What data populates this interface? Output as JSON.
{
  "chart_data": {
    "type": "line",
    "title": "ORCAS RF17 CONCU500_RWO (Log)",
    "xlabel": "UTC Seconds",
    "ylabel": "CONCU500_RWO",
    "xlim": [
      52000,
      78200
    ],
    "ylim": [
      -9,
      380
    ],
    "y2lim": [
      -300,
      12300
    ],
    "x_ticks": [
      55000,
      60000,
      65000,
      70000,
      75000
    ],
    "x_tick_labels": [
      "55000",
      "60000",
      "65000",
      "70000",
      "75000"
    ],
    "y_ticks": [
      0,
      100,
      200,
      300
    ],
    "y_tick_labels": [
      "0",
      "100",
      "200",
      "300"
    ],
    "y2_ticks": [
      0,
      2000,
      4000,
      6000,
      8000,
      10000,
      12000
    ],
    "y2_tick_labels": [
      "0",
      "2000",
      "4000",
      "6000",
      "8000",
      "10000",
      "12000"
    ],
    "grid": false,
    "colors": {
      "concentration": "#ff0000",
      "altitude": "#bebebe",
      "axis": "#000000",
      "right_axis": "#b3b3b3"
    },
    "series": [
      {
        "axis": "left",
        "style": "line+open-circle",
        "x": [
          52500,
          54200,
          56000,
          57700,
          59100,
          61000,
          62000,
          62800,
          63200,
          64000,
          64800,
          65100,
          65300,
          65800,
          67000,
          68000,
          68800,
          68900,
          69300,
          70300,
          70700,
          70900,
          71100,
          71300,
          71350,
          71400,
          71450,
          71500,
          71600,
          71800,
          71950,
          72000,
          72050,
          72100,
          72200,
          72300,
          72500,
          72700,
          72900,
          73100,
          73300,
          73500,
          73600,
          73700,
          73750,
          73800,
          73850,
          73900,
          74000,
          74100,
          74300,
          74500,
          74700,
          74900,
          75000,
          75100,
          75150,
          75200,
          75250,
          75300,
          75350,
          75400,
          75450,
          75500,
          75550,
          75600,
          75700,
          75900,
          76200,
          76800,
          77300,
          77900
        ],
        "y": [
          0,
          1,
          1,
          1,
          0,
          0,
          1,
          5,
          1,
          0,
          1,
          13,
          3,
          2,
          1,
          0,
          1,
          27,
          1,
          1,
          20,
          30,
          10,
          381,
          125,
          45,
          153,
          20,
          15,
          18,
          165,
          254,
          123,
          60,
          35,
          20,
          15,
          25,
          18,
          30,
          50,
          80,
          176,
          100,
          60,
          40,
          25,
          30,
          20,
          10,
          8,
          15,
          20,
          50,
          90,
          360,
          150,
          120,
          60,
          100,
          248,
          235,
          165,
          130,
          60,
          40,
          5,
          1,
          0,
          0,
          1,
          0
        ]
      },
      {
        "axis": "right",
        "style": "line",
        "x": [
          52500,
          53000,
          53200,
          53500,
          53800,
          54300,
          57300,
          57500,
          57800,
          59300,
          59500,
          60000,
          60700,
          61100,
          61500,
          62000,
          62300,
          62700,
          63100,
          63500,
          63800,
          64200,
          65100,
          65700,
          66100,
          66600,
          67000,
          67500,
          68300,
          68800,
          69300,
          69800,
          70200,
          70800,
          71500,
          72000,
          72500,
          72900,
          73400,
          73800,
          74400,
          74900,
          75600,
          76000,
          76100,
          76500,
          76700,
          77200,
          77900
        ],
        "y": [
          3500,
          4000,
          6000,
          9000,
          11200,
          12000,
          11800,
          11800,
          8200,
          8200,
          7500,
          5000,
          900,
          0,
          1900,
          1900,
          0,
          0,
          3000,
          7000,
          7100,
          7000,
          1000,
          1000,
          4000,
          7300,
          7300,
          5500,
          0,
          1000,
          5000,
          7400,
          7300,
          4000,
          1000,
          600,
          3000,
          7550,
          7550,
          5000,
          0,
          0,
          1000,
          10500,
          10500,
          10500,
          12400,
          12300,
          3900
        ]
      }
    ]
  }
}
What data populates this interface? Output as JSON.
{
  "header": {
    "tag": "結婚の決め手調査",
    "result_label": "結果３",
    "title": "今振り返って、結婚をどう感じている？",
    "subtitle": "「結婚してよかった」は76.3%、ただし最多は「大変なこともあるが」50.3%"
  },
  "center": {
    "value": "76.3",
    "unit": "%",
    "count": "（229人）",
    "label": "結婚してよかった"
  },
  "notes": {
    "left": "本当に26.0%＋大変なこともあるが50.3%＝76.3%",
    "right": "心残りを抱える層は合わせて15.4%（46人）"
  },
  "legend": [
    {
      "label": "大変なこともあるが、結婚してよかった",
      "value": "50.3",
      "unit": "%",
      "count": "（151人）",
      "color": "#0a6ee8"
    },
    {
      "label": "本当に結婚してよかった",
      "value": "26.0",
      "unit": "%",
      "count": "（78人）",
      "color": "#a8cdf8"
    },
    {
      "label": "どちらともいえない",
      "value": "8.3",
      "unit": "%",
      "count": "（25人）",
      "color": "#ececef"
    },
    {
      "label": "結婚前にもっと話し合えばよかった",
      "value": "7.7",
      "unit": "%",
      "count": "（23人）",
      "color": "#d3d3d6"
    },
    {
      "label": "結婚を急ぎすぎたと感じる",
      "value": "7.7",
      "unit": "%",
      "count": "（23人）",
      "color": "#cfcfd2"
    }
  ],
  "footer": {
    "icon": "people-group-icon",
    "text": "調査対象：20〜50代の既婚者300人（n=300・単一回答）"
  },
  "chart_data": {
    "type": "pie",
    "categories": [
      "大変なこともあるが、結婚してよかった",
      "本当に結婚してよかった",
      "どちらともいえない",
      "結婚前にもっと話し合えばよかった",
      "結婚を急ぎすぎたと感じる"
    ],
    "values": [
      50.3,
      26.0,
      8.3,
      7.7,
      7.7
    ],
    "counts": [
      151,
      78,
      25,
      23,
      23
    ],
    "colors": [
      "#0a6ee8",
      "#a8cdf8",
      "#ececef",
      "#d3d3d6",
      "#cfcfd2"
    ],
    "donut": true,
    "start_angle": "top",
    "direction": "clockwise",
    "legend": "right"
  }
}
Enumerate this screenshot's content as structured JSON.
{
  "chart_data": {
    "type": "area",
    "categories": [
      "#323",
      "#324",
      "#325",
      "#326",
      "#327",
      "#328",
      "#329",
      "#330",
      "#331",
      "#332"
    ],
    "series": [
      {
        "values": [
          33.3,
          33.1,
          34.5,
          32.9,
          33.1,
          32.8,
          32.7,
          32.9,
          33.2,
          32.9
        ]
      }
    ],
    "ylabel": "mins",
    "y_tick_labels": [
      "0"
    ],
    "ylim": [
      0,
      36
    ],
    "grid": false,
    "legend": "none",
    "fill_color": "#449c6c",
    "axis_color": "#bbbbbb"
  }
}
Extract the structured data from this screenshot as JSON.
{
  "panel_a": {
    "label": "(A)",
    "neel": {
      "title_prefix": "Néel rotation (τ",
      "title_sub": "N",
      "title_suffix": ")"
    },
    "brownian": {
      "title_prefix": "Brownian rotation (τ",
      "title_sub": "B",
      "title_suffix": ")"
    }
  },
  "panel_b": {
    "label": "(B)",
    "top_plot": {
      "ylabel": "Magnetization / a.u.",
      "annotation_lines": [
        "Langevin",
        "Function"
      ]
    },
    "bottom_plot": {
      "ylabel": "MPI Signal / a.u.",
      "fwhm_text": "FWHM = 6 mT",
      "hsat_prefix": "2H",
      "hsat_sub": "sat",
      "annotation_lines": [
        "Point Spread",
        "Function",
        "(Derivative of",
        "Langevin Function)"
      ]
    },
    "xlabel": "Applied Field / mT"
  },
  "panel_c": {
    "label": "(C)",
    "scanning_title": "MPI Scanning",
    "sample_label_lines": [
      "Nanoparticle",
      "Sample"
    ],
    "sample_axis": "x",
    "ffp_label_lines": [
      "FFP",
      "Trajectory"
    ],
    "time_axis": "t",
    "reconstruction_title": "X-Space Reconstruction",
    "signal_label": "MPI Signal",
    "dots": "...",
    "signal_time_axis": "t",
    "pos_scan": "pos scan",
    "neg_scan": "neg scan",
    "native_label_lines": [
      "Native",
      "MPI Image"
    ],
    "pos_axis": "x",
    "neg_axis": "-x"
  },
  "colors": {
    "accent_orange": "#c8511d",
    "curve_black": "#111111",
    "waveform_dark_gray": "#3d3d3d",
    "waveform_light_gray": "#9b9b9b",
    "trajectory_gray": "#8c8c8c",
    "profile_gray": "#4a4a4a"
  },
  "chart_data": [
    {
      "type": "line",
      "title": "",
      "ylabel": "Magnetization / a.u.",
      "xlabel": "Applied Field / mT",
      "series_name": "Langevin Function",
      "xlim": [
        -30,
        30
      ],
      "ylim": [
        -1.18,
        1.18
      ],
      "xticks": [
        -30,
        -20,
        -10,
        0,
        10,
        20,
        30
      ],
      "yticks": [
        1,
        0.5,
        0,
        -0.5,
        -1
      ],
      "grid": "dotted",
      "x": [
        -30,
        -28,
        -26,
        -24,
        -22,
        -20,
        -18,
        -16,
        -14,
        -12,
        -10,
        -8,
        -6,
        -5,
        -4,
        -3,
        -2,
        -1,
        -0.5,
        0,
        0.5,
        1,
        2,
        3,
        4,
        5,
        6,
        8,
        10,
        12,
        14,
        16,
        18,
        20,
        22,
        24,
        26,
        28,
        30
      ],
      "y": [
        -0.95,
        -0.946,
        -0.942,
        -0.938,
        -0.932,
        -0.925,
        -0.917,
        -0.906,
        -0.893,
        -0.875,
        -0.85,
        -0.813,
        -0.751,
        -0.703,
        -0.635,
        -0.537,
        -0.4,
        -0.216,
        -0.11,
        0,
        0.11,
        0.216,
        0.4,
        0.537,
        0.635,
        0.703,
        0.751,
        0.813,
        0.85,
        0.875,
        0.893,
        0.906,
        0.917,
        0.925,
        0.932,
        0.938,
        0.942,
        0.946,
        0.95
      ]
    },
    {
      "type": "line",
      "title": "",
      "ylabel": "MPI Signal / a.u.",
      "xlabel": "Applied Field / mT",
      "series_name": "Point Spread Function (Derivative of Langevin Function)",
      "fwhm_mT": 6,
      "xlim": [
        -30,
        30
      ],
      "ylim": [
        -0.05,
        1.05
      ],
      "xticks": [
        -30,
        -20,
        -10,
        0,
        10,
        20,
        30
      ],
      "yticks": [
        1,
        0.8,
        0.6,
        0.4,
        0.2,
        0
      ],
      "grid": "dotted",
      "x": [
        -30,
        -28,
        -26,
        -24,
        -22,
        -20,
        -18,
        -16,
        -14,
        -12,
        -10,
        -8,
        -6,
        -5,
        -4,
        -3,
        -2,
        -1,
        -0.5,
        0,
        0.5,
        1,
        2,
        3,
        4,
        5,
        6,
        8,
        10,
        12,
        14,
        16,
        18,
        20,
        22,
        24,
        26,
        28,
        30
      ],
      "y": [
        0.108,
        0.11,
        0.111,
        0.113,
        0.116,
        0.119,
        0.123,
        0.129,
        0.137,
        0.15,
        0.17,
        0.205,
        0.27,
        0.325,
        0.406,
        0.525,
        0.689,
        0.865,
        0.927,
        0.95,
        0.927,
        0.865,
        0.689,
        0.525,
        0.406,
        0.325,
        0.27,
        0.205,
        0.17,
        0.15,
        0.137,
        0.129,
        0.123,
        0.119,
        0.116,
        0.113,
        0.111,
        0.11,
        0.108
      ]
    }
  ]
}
☆ ☆ ☆
Given instruction: Search the listing for the word "left". Copy every line in which it occurs.

Exercise answer:
        "axis": "left",
    "left": "本当に26.0%＋大変なこともあるが50.3%＝76.3%",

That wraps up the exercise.